The data>
------
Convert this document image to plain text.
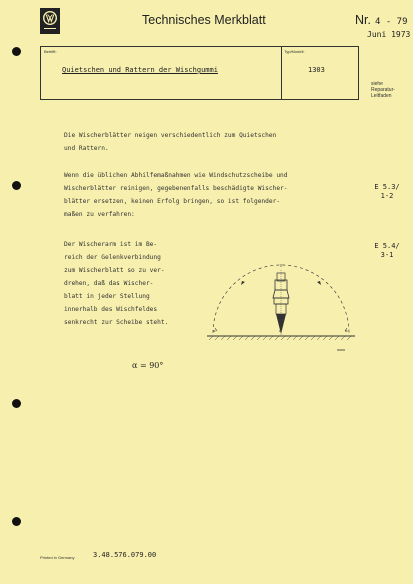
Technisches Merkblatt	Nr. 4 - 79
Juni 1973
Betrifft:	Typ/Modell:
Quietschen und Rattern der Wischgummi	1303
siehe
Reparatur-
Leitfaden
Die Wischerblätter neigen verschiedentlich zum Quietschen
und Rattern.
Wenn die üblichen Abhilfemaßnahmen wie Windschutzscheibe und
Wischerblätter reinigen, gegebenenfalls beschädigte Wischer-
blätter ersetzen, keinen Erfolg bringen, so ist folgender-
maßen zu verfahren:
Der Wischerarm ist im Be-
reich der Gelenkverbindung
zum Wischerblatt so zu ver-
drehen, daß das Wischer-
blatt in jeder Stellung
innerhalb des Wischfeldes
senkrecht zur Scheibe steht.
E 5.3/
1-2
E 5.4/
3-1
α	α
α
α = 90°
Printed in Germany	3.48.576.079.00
------
Problem details>
Check each line of the entries above for the word "Quietschen". List the ones that have it.

Response to this exercise>
Quietschen und Rattern der Wischgummi	1303
Die Wischerblätter neigen verschiedentlich zum Quietschen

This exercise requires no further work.